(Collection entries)
——

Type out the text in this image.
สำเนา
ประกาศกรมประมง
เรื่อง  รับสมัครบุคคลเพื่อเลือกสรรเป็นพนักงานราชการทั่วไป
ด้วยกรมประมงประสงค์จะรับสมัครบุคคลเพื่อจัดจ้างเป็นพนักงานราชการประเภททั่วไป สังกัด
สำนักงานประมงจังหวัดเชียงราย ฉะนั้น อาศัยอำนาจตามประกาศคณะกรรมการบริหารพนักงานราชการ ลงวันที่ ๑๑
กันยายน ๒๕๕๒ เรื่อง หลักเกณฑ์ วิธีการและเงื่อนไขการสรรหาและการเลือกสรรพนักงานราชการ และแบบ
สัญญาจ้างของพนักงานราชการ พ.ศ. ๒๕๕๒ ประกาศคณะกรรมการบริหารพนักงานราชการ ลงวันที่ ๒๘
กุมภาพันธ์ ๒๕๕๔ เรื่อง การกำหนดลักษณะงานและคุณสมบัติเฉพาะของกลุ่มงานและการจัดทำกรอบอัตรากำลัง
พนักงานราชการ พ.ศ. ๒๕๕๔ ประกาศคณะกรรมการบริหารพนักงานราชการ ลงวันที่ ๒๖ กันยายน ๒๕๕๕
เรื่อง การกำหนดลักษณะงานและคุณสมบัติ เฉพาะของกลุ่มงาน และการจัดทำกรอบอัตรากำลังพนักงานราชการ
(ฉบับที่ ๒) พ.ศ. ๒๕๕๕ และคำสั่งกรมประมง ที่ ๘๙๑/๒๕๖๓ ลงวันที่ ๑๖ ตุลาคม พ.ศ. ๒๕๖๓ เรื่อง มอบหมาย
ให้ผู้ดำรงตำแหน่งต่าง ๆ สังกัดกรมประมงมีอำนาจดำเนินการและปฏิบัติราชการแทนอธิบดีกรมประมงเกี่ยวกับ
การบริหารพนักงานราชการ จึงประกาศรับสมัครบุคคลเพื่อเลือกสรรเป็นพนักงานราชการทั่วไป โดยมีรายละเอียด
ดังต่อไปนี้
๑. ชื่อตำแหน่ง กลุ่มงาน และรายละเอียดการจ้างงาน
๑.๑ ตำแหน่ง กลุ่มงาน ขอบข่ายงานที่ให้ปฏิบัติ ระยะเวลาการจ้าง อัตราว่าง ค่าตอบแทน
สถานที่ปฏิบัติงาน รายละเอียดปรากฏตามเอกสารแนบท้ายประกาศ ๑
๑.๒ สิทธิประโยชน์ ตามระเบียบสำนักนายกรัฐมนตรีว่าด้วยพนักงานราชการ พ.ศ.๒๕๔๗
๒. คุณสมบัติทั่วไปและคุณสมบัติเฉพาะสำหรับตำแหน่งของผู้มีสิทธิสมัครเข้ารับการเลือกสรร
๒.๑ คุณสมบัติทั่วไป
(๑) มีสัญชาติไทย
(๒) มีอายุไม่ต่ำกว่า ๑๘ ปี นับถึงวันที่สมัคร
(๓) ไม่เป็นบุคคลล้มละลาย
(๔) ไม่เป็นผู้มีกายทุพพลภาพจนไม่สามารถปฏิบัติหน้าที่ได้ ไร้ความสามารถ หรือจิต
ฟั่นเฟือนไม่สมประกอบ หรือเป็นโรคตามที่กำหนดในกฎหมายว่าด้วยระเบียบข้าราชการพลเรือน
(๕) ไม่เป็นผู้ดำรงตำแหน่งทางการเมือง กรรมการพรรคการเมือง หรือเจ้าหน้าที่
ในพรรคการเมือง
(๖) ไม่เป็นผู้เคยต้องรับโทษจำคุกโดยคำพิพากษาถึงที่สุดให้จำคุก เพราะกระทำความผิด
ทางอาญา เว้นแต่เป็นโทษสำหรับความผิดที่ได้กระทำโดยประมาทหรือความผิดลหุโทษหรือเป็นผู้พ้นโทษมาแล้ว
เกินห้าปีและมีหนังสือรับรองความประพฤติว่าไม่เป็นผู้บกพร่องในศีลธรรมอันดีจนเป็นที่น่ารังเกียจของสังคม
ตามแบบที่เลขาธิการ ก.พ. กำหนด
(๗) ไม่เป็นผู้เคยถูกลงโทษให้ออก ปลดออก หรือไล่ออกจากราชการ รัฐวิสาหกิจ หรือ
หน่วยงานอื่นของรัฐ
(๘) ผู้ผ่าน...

——

GIVEN PROBLEM>
Print the records above exactly as they appear.

CORRECT ANSWER>
Type out the text in this image.
สำเนา
ประกาศกรมประมง
เรื่อง  รับสมัครบุคคลเพื่อเลือกสรรเป็นพนักงานราชการทั่วไป
ด้วยกรมประมงประสงค์จะรับสมัครบุคคลเพื่อจัดจ้างเป็นพนักงานราชการประเภททั่วไป สังกัด
สำนักงานประมงจังหวัดเชียงราย ฉะนั้น อาศัยอำนาจตามประกาศคณะกรรมการบริหารพนักงานราชการ ลงวันที่ ๑๑
กันยายน ๒๕๕๒ เรื่อง หลักเกณฑ์ วิธีการและเงื่อนไขการสรรหาและการเลือกสรรพนักงานราชการ และแบบ
สัญญาจ้างของพนักงานราชการ พ.ศ. ๒๕๕๒ ประกาศคณะกรรมการบริหารพนักงานราชการ ลงวันที่ ๒๘
กุมภาพันธ์ ๒๕๕๔ เรื่อง การกำหนดลักษณะงานและคุณสมบัติเฉพาะของกลุ่มงานและการจัดทำกรอบอัตรากำลัง
พนักงานราชการ พ.ศ. ๒๕๕๔ ประกาศคณะกรรมการบริหารพนักงานราชการ ลงวันที่ ๒๖ กันยายน ๒๕๕๕
เรื่อง การกำหนดลักษณะงานและคุณสมบัติ เฉพาะของกลุ่มงาน และการจัดทำกรอบอัตรากำลังพนักงานราชการ
(ฉบับที่ ๒) พ.ศ. ๒๕๕๕ และคำสั่งกรมประมง ที่ ๘๙๑/๒๕๖๓ ลงวันที่ ๑๖ ตุลาคม พ.ศ. ๒๕๖๓ เรื่อง มอบหมาย
ให้ผู้ดำรงตำแหน่งต่าง ๆ สังกัดกรมประมงมีอำนาจดำเนินการและปฏิบัติราชการแทนอธิบดีกรมประมงเกี่ยวกับ
การบริหารพนักงานราชการ จึงประกาศรับสมัครบุคคลเพื่อเลือกสรรเป็นพนักงานราชการทั่วไป โดยมีรายละเอียด
ดังต่อไปนี้
๑. ชื่อตำแหน่ง กลุ่มงาน และรายละเอียดการจ้างงาน
๑.๑ ตำแหน่ง กลุ่มงาน ขอบข่ายงานที่ให้ปฏิบัติ ระยะเวลาการจ้าง อัตราว่าง ค่าตอบแทน
สถานที่ปฏิบัติงาน รายละเอียดปรากฏตามเอกสารแนบท้ายประกาศ ๑
๑.๒ สิทธิประโยชน์ ตามระเบียบสำนักนายกรัฐมนตรีว่าด้วยพนักงานราชการ พ.ศ.๒๕๔๗
๒. คุณสมบัติทั่วไปและคุณสมบัติเฉพาะสำหรับตำแหน่งของผู้มีสิทธิสมัครเข้ารับการเลือกสรร
๒.๑ คุณสมบัติทั่วไป
(๑) มีสัญชาติไทย
(๒) มีอายุไม่ต่ำกว่า ๑๘ ปี นับถึงวันที่สมัคร
(๓) ไม่เป็นบุคคลล้มละลาย
(๔) ไม่เป็นผู้มีกายทุพพลภาพจนไม่สามารถปฏิบัติหน้าที่ได้ ไร้ความสามารถ หรือจิต
ฟั่นเฟือนไม่สมประกอบ หรือเป็นโรคตามที่กำหนดในกฎหมายว่าด้วยระเบียบข้าราชการพลเรือน
(๕) ไม่เป็นผู้ดำรงตำแหน่งทางการเมือง กรรมการพรรคการเมือง หรือเจ้าหน้าที่
ในพรรคการเมือง
(๖) ไม่เป็นผู้เคยต้องรับโทษจำคุกโดยคำพิพากษาถึงที่สุดให้จำคุก เพราะกระทำความผิด
ทางอาญา เว้นแต่เป็นโทษสำหรับความผิดที่ได้กระทำโดยประมาทหรือความผิดลหุโทษหรือเป็นผู้พ้นโทษมาแล้ว
เกินห้าปีและมีหนังสือรับรองความประพฤติว่าไม่เป็นผู้บกพร่องในศีลธรรมอันดีจนเป็นที่น่ารังเกียจของสังคม
ตามแบบที่เลขาธิการ ก.พ. กำหนด
(๗) ไม่เป็นผู้เคยถูกลงโทษให้ออก ปลดออก หรือไล่ออกจากราชการ รัฐวิสาหกิจ หรือ
หน่วยงานอื่นของรัฐ
(๘) ผู้ผ่าน...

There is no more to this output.